> _GOAL_:
Among the lines below, list those containing the string "title".
--
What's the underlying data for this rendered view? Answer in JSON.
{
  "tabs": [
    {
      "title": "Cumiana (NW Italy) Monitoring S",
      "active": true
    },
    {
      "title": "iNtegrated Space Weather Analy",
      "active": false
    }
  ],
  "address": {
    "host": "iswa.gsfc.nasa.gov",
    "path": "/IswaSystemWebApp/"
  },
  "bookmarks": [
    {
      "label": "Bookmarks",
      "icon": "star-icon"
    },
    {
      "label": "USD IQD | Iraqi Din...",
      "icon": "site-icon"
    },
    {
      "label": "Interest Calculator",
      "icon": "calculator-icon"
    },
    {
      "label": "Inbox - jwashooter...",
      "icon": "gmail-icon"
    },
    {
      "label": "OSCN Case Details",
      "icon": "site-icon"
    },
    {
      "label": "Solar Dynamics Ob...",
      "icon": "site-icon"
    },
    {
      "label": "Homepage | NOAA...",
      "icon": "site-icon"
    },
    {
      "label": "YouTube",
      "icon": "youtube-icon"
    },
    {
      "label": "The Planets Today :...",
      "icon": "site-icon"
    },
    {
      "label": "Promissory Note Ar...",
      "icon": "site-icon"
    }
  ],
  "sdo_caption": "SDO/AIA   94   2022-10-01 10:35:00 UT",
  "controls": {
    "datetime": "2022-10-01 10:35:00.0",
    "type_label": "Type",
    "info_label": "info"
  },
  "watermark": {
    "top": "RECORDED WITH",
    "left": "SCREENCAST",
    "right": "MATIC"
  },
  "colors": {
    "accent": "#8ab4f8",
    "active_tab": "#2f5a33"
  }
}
--
> _REPLY TO THE EXERCISE_:
      "title": "Cumiana (NW Italy) Monitoring S",
      "title": "iNtegrated Space Weather Analy",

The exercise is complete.